TASK STATEMENT —
Transcribe the lines below without any changes, from the line with "Annotate this image: element" to the line with "folder-item[interactable]: Basic Shapes".

Records —
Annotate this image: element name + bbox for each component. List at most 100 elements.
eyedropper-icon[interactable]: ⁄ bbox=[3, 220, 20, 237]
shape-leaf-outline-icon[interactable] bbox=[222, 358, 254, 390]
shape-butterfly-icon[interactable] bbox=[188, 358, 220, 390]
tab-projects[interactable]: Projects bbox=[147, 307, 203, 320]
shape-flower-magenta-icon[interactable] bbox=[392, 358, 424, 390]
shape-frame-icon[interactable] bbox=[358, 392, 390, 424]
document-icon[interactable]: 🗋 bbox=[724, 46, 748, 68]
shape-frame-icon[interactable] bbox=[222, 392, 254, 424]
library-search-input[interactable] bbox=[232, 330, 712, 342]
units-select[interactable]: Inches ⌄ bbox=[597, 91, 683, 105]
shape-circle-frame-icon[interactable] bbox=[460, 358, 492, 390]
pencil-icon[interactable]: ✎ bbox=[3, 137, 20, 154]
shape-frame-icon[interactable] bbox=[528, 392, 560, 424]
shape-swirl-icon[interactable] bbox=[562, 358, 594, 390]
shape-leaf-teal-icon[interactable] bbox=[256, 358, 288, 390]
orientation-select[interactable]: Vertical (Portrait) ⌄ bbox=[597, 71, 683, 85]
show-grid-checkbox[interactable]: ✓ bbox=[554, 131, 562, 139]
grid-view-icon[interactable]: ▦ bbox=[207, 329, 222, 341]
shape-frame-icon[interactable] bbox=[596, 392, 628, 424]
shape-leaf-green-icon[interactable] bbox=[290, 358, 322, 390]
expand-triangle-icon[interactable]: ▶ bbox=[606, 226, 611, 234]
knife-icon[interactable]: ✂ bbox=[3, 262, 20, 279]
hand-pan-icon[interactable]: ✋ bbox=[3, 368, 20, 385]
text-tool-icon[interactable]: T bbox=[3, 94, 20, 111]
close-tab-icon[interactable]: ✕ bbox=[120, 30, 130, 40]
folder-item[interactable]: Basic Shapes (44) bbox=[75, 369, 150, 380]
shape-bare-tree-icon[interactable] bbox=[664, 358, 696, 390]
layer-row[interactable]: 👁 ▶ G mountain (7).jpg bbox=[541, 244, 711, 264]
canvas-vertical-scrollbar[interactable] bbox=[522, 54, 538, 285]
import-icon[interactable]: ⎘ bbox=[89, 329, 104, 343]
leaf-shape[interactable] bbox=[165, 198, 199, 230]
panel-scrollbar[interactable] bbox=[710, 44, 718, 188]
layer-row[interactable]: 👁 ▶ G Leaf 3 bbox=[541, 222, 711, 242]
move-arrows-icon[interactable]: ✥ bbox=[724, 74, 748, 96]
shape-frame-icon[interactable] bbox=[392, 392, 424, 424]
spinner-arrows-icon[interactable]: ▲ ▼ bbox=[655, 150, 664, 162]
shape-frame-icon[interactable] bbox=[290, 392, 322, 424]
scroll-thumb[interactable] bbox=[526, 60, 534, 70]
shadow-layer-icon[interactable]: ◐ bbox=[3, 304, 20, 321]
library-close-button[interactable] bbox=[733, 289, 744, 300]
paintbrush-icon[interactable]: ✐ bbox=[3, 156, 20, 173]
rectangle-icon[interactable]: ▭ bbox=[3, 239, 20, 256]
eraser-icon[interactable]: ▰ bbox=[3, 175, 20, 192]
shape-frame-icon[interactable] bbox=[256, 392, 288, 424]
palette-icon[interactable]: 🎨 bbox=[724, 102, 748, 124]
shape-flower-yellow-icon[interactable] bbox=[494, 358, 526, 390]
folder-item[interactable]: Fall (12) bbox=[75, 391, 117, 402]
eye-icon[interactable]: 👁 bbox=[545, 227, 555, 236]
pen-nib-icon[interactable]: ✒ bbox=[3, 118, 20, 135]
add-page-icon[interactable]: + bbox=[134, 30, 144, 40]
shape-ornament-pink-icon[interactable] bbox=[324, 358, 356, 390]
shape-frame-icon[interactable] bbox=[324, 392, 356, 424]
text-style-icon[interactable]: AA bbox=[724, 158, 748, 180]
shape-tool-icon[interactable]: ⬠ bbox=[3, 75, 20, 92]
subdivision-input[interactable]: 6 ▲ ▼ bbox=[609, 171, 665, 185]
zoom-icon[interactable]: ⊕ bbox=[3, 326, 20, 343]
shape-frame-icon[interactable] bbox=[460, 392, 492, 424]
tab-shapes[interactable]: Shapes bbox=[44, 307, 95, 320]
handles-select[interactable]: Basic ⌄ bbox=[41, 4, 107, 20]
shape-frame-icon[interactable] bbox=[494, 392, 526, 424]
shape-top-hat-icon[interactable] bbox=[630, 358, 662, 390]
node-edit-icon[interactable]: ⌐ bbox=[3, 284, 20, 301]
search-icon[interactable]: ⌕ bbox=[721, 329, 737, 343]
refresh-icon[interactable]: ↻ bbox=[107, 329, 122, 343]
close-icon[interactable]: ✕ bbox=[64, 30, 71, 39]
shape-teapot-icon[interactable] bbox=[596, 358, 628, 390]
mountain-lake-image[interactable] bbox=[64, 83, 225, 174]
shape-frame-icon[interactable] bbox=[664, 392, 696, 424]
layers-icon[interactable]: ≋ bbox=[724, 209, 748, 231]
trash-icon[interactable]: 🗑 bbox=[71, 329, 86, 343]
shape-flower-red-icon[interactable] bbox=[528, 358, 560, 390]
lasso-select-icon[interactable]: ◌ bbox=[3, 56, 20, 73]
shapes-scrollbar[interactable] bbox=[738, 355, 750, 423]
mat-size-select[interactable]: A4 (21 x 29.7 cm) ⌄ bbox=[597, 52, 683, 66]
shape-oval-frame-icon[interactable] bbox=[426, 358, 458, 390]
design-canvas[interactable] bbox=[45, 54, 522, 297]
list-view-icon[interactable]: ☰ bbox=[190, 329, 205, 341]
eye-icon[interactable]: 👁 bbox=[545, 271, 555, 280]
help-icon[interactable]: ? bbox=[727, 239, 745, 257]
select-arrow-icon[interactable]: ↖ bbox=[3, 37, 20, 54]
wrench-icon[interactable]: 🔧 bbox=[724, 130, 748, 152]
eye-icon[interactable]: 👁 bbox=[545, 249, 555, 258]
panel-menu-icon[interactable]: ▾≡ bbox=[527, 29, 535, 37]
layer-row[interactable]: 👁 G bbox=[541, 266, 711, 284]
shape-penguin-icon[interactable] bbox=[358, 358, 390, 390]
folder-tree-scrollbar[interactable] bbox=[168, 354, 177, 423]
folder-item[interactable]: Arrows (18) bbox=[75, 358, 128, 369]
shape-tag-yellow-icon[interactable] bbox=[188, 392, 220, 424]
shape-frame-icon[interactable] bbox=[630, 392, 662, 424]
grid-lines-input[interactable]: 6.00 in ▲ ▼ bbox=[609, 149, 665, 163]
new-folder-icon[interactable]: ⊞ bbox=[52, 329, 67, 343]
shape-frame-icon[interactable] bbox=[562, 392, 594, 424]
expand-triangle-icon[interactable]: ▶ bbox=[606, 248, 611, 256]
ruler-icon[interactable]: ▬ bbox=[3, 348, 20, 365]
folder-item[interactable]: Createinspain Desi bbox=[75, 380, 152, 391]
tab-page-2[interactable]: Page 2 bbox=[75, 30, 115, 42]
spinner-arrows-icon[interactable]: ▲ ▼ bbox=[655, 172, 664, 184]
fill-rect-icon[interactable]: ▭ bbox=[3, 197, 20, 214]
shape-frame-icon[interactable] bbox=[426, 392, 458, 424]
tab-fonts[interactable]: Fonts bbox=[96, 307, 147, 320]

--

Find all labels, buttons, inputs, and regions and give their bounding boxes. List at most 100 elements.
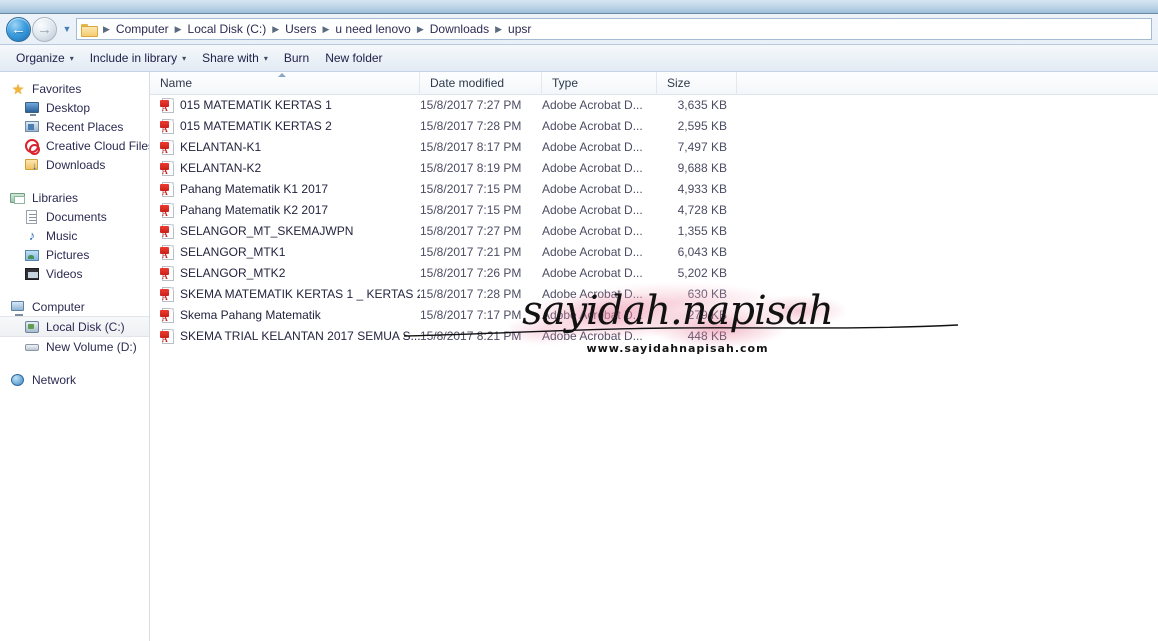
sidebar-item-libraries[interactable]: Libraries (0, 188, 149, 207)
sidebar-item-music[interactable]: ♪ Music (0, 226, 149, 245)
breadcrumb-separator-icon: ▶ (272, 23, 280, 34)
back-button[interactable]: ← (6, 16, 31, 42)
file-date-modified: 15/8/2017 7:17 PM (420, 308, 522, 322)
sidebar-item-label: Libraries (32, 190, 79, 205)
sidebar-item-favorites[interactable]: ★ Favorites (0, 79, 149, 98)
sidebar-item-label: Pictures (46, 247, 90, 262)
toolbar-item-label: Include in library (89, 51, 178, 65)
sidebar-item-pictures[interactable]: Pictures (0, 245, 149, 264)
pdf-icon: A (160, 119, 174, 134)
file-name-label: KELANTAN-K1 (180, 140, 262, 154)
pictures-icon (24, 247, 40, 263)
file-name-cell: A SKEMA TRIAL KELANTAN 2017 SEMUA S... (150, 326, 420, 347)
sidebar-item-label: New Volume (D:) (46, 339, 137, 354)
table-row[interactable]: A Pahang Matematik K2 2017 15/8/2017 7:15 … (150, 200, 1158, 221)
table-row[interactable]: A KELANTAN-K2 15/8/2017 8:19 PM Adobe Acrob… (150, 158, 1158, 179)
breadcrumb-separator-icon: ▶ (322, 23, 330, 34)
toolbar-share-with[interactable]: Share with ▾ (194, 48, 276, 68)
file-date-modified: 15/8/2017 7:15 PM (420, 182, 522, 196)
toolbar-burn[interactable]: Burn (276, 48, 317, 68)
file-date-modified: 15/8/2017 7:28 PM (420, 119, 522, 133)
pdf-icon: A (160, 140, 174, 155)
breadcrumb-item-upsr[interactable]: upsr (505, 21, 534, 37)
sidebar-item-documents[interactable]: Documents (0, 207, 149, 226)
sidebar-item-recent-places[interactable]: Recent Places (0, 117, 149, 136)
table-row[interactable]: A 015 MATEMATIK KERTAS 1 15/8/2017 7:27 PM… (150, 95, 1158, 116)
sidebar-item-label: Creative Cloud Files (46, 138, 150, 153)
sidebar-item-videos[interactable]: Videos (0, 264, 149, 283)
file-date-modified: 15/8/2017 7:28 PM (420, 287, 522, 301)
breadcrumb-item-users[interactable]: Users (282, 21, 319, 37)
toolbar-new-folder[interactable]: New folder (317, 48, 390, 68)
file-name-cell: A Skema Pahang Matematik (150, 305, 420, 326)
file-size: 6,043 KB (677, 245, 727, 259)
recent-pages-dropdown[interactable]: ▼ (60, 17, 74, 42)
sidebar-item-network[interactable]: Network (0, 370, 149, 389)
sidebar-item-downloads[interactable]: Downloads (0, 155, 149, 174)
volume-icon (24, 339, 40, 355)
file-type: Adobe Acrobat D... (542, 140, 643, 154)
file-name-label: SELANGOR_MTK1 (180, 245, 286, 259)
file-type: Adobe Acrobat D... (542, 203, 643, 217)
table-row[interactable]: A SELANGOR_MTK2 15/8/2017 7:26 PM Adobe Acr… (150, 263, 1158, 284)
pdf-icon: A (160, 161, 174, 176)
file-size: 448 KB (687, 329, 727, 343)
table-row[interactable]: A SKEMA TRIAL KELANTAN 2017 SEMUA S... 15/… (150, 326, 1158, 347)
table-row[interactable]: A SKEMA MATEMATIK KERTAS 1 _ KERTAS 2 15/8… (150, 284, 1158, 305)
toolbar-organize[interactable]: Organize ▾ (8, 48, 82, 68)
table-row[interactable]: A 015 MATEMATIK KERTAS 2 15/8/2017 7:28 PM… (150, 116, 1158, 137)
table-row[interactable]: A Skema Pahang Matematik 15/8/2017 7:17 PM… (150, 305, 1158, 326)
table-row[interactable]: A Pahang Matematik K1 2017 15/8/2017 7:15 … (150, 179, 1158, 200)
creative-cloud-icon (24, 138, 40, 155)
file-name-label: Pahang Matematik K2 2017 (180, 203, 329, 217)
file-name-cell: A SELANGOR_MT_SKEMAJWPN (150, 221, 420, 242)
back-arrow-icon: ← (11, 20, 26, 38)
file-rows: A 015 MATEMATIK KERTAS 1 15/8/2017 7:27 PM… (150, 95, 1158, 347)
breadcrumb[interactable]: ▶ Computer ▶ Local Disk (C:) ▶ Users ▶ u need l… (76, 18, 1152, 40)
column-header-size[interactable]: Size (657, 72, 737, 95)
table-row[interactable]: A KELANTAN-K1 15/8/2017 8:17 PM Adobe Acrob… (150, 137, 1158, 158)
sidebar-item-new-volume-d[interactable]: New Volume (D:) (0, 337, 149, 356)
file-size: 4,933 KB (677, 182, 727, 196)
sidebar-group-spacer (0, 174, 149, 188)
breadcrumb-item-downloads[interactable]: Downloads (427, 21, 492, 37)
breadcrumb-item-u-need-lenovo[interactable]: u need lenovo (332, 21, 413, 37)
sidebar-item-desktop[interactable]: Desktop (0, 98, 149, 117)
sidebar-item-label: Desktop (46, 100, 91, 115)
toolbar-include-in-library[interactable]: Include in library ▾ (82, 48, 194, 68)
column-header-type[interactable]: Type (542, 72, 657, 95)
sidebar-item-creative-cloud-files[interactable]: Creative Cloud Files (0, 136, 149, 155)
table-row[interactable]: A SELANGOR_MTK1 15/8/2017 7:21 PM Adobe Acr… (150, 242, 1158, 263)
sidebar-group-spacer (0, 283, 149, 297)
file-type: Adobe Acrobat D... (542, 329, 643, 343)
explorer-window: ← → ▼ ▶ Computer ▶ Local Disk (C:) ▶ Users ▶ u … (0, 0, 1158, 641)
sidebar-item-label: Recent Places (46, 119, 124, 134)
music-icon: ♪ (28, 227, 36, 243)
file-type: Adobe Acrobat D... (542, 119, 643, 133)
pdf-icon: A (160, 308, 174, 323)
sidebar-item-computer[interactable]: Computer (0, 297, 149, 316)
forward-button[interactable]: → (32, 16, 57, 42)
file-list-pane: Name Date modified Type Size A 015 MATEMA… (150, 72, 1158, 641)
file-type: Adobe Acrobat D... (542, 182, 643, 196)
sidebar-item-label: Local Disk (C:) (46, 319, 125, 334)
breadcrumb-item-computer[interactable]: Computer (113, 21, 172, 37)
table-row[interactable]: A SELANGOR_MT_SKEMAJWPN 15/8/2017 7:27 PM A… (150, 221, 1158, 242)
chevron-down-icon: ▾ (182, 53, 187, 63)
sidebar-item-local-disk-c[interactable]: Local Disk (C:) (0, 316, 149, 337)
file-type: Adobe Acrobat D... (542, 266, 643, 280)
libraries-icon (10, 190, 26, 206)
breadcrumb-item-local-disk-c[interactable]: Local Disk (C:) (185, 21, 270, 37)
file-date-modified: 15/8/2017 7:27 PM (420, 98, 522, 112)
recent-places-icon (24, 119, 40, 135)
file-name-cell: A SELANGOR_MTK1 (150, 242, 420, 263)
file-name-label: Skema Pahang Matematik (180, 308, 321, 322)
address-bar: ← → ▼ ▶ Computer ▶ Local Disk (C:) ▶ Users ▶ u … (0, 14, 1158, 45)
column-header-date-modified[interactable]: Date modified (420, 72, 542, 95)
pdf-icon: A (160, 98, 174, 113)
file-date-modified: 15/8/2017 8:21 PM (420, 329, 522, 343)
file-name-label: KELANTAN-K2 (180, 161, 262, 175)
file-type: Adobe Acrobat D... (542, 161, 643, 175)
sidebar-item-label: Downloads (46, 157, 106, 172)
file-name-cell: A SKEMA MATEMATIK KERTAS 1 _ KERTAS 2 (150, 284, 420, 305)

ANSWER TO THIS TASK —
Annotate this image: element name + bbox for each component. List at most 100 elements.
eyedropper-icon[interactable]: ⁄ bbox=[3, 220, 20, 237]
shape-leaf-outline-icon[interactable] bbox=[222, 358, 254, 390]
shape-butterfly-icon[interactable] bbox=[188, 358, 220, 390]
tab-projects[interactable]: Projects bbox=[147, 307, 203, 320]
shape-flower-magenta-icon[interactable] bbox=[392, 358, 424, 390]
shape-frame-icon[interactable] bbox=[358, 392, 390, 424]
document-icon[interactable]: 🗋 bbox=[724, 46, 748, 68]
shape-frame-icon[interactable] bbox=[222, 392, 254, 424]
library-search-input[interactable] bbox=[232, 330, 712, 342]
units-select[interactable]: Inches ⌄ bbox=[597, 91, 683, 105]
shape-circle-frame-icon[interactable] bbox=[460, 358, 492, 390]
pencil-icon[interactable]: ✎ bbox=[3, 137, 20, 154]
shape-frame-icon[interactable] bbox=[528, 392, 560, 424]
shape-swirl-icon[interactable] bbox=[562, 358, 594, 390]
shape-leaf-teal-icon[interactable] bbox=[256, 358, 288, 390]
orientation-select[interactable]: Vertical (Portrait) ⌄ bbox=[597, 71, 683, 85]
show-grid-checkbox[interactable]: ✓ bbox=[554, 131, 562, 139]
grid-view-icon[interactable]: ▦ bbox=[207, 329, 222, 341]
shape-frame-icon[interactable] bbox=[596, 392, 628, 424]
shape-leaf-green-icon[interactable] bbox=[290, 358, 322, 390]
expand-triangle-icon[interactable]: ▶ bbox=[606, 226, 611, 234]
knife-icon[interactable]: ✂ bbox=[3, 262, 20, 279]
hand-pan-icon[interactable]: ✋ bbox=[3, 368, 20, 385]
text-tool-icon[interactable]: T bbox=[3, 94, 20, 111]
close-tab-icon[interactable]: ✕ bbox=[120, 30, 130, 40]
folder-item[interactable]: Basic Shapes (44) bbox=[75, 369, 150, 380]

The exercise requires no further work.